> WHAT IS NEEDED: Copy the lines below word for word, in their original order, and omit the pictures.

> INPUT MATERIAL:

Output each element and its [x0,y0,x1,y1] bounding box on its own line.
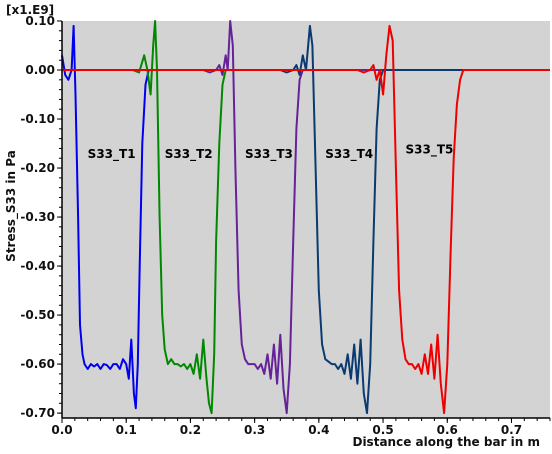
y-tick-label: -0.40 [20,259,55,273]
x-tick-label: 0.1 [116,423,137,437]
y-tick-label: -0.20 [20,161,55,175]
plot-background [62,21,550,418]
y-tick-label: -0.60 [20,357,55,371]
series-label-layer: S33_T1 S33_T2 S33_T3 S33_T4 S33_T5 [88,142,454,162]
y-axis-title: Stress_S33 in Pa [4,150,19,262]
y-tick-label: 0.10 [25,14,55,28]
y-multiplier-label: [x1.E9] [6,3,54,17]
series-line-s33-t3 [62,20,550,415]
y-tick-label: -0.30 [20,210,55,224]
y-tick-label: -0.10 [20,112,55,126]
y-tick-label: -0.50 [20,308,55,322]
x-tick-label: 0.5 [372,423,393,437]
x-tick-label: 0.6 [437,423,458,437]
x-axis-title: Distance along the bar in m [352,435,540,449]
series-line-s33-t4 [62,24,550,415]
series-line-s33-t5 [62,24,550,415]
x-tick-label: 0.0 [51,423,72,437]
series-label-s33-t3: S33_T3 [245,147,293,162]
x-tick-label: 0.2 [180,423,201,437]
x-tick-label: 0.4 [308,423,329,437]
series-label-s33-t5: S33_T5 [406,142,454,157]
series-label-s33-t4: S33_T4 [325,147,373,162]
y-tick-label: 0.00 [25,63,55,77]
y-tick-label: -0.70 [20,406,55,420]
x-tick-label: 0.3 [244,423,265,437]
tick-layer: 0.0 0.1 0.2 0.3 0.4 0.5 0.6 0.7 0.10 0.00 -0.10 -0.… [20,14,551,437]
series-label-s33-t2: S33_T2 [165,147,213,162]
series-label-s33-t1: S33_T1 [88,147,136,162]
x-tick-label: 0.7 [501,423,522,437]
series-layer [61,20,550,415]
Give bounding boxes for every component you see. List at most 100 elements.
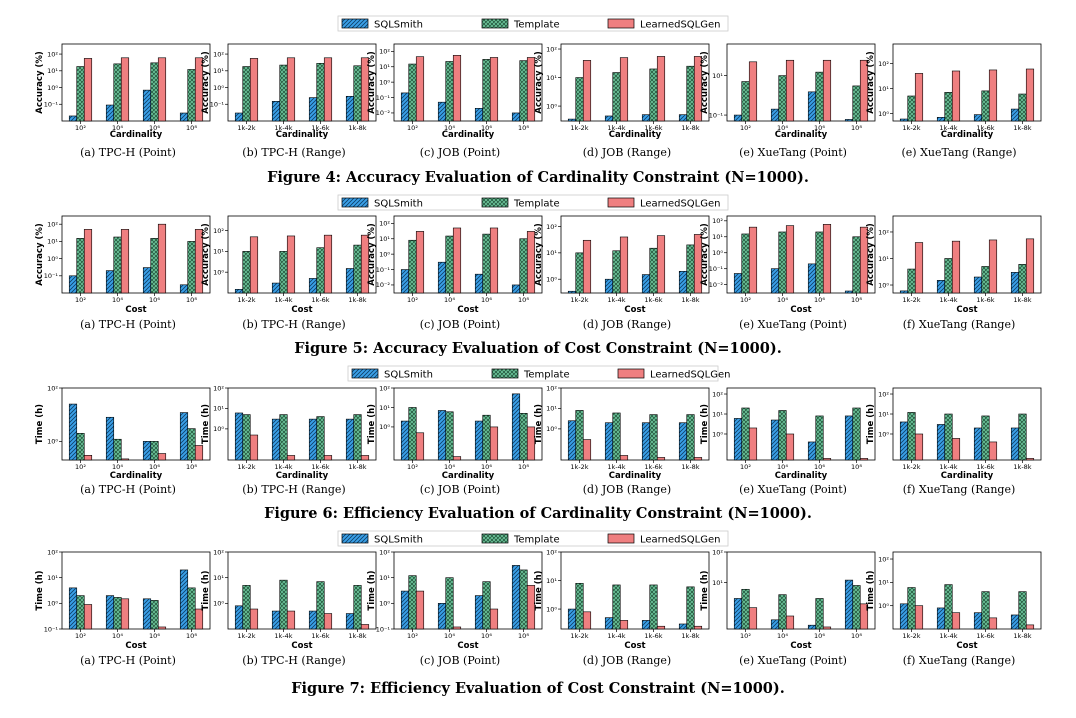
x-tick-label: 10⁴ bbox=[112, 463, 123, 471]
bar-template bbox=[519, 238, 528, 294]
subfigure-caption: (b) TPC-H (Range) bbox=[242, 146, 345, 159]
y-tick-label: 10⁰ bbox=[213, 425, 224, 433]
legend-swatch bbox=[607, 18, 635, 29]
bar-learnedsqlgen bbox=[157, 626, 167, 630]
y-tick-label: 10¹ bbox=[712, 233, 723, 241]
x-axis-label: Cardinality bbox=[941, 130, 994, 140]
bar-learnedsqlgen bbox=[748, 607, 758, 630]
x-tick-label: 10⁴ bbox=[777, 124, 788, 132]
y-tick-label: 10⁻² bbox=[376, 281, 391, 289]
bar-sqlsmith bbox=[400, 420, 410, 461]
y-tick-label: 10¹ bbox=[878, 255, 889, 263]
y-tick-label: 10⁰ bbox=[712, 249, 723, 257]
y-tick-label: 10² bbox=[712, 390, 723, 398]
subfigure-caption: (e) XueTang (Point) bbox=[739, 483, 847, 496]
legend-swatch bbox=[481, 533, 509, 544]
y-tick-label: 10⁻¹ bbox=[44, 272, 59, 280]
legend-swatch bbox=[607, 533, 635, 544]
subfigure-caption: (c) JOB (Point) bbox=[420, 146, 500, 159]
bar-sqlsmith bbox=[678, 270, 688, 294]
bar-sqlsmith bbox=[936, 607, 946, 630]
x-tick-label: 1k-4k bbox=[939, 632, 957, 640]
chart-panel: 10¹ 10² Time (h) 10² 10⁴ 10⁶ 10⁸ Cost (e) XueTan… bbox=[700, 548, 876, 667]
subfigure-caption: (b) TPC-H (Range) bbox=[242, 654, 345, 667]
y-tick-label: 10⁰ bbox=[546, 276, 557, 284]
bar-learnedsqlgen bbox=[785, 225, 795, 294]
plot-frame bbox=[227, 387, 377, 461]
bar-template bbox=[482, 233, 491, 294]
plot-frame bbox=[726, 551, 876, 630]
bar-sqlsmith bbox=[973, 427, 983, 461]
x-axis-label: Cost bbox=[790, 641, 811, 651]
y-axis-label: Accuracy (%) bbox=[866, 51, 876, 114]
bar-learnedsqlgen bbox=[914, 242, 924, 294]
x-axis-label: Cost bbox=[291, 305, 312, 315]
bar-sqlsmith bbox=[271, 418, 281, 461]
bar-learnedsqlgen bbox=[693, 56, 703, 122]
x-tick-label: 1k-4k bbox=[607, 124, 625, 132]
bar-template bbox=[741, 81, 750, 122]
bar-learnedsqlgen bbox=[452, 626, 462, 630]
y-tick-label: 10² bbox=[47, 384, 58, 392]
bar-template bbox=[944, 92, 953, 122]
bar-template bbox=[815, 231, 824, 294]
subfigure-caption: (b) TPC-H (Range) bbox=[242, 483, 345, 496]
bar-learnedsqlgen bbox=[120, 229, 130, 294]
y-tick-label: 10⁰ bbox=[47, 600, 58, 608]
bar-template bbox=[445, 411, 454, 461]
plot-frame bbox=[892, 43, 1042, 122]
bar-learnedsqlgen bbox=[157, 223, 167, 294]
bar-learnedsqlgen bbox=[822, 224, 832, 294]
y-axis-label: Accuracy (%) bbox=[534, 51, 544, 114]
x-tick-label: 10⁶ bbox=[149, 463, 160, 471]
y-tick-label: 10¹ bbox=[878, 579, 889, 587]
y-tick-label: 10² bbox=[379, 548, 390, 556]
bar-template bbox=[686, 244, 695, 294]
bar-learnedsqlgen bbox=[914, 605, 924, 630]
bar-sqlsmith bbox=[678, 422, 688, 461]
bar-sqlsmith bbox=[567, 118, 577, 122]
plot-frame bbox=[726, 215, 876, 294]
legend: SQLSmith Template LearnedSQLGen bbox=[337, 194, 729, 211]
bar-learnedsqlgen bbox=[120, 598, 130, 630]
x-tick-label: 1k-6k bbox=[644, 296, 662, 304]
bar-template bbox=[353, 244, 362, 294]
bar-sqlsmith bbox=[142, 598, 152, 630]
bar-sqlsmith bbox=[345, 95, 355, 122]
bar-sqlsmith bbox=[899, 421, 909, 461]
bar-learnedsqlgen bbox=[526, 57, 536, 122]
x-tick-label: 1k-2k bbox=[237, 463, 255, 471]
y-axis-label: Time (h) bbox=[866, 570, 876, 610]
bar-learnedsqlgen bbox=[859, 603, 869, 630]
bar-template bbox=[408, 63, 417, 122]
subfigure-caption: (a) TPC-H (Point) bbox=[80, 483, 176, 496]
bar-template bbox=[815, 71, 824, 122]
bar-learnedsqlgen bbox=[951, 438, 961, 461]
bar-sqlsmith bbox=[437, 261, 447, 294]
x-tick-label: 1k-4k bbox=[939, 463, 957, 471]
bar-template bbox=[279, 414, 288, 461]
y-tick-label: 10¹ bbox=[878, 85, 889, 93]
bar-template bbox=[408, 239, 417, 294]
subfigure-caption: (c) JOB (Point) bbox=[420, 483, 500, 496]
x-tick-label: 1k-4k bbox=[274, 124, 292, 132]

> TASK RESPONSE:
Output each element and its [x0,y0,x1,y1] bounding box on its own line.
y-tick-label: -0.40 [20,259,55,273]
x-tick-label: 0.1 [116,423,137,437]
y-tick-label: -0.20 [20,161,55,175]
plot-background [62,21,550,418]
y-tick-label: -0.60 [20,357,55,371]
series-label-layer: S33_T1 S33_T2 S33_T3 S33_T4 S33_T5 [88,142,454,162]
y-axis-title: Stress_S33 in Pa [4,150,19,262]
y-tick-label: 0.10 [25,14,55,28]
y-multiplier-label: [x1.E9] [6,3,54,17]
series-line-s33-t3 [62,20,550,415]
y-tick-label: -0.30 [20,210,55,224]
y-tick-label: -0.10 [20,112,55,126]
y-tick-label: -0.50 [20,308,55,322]
x-tick-label: 0.5 [372,423,393,437]
x-tick-label: 0.6 [437,423,458,437]
x-axis-title: Distance along the bar in m [352,435,540,449]
series-line-s33-t4 [62,24,550,415]
series-line-s33-t5 [62,24,550,415]
x-tick-label: 0.0 [51,423,72,437]
series-label-s33-t3: S33_T3 [245,147,293,162]
x-tick-label: 0.2 [180,423,201,437]
x-tick-label: 0.4 [308,423,329,437]
series-label-s33-t5: S33_T5 [406,142,454,157]
series-label-s33-t4: S33_T4 [325,147,373,162]
y-tick-label: 0.00 [25,63,55,77]
y-tick-label: -0.70 [20,406,55,420]
x-tick-label: 0.3 [244,423,265,437]
tick-layer: 0.0 0.1 0.2 0.3 0.4 0.5 0.6 0.7 0.10 0.00 -0.10 -0.… [20,14,551,437]
series-label-s33-t2: S33_T2 [165,147,213,162]
series-label-s33-t1: S33_T1 [88,147,136,162]
x-tick-label: 0.7 [501,423,522,437]
series-layer [61,20,550,415]
Give bounding boxes for every component you see. List at most 100 elements.
x-tick-label: 10⁴ bbox=[112, 463, 123, 471]
bar-template bbox=[519, 238, 528, 294]
subfigure-caption: (b) TPC-H (Range) bbox=[242, 146, 345, 159]
y-tick-label: 10⁰ bbox=[213, 425, 224, 433]
legend-swatch bbox=[607, 18, 635, 29]
bar-learnedsqlgen bbox=[157, 626, 167, 630]
y-tick-label: 10¹ bbox=[712, 233, 723, 241]
x-axis-label: Cardinality bbox=[941, 130, 994, 140]
bar-learnedsqlgen bbox=[748, 607, 758, 630]
x-tick-label: 10⁴ bbox=[777, 124, 788, 132]
y-tick-label: 10⁻² bbox=[376, 281, 391, 289]
bar-sqlsmith bbox=[400, 420, 410, 461]
y-tick-label: 10¹ bbox=[878, 255, 889, 263]
y-tick-label: 10⁰ bbox=[712, 249, 723, 257]
y-tick-label: 10² bbox=[712, 390, 723, 398]
subfigure-caption: (e) XueTang (Point) bbox=[739, 483, 847, 496]
legend-swatch bbox=[481, 533, 509, 544]
y-tick-label: 10⁻¹ bbox=[44, 272, 59, 280]
legend-swatch bbox=[607, 533, 635, 544]
subfigure-caption: (c) JOB (Point) bbox=[420, 146, 500, 159]
bar-sqlsmith bbox=[678, 270, 688, 294]
bar-sqlsmith bbox=[936, 607, 946, 630]
x-tick-label: 1k-4k bbox=[939, 632, 957, 640]
chart-panel: 10¹ 10² Time (h) 10² 10⁴ 10⁶ 10⁸ Cost (e) XueTan… bbox=[700, 548, 876, 667]
subfigure-caption: (b) TPC-H (Range) bbox=[242, 654, 345, 667]
y-tick-label: 10⁰ bbox=[546, 276, 557, 284]
bar-learnedsqlgen bbox=[785, 225, 795, 294]
plot-frame bbox=[227, 387, 377, 461]
bar-template bbox=[482, 233, 491, 294]
plot-frame bbox=[726, 551, 876, 630]
bar-sqlsmith bbox=[973, 427, 983, 461]
x-axis-label: Cost bbox=[790, 641, 811, 651]
y-axis-label: Accuracy (%) bbox=[866, 51, 876, 114]
bar-learnedsqlgen bbox=[914, 242, 924, 294]
x-axis-label: Cost bbox=[291, 305, 312, 315]
bar-sqlsmith bbox=[271, 418, 281, 461]
bar-learnedsqlgen bbox=[693, 56, 703, 122]
x-tick-label: 1k-4k bbox=[607, 124, 625, 132]
bar-template bbox=[741, 81, 750, 122]
bar-learnedsqlgen bbox=[452, 626, 462, 630]
y-tick-label: 10² bbox=[47, 384, 58, 392]
bar-template bbox=[944, 92, 953, 122]
bar-template bbox=[815, 231, 824, 294]
subfigure-caption: (b) TPC-H (Range) bbox=[242, 483, 345, 496]
bar-learnedsqlgen bbox=[120, 229, 130, 294]
y-tick-label: 10⁰ bbox=[47, 600, 58, 608]
bar-template bbox=[445, 411, 454, 461]
plot-frame bbox=[892, 43, 1042, 122]
bar-learnedsqlgen bbox=[157, 223, 167, 294]
bar-learnedsqlgen bbox=[822, 224, 832, 294]
y-axis-label: Accuracy (%) bbox=[534, 51, 544, 114]
x-tick-label: 10⁶ bbox=[149, 463, 160, 471]
y-tick-label: 10¹ bbox=[878, 579, 889, 587]
y-tick-label: 10² bbox=[379, 548, 390, 556]
bar-template bbox=[686, 244, 695, 294]
bar-learnedsqlgen bbox=[914, 605, 924, 630]
bar-sqlsmith bbox=[678, 422, 688, 461]
bar-sqlsmith bbox=[567, 118, 577, 122]
plot-frame bbox=[726, 215, 876, 294]
legend: SQLSmith Template LearnedSQLGen bbox=[337, 194, 729, 211]
bar-learnedsqlgen bbox=[120, 598, 130, 630]
x-tick-label: 1k-6k bbox=[644, 296, 662, 304]
bar-template bbox=[353, 244, 362, 294]
bar-sqlsmith bbox=[142, 598, 152, 630]
bar-sqlsmith bbox=[345, 95, 355, 122]
bar-sqlsmith bbox=[899, 421, 909, 461]
bar-learnedsqlgen bbox=[526, 57, 536, 122]
x-tick-label: 1k-2k bbox=[237, 463, 255, 471]
y-axis-label: Time (h) bbox=[866, 570, 876, 610]
bar-learnedsqlgen bbox=[859, 603, 869, 630]
bar-template bbox=[408, 63, 417, 122]
subfigure-caption: (a) TPC-H (Point) bbox=[80, 483, 176, 496]
bar-template bbox=[815, 71, 824, 122]
bar-learnedsqlgen bbox=[951, 438, 961, 461]
bar-sqlsmith bbox=[437, 261, 447, 294]
x-tick-label: 1k-4k bbox=[939, 463, 957, 471]
bar-template bbox=[279, 414, 288, 461]
y-tick-label: 10¹ bbox=[878, 85, 889, 93]
bar-template bbox=[408, 239, 417, 294]
subfigure-caption: (c) JOB (Point) bbox=[420, 483, 500, 496]
x-tick-label: 1k-4k bbox=[274, 124, 292, 132]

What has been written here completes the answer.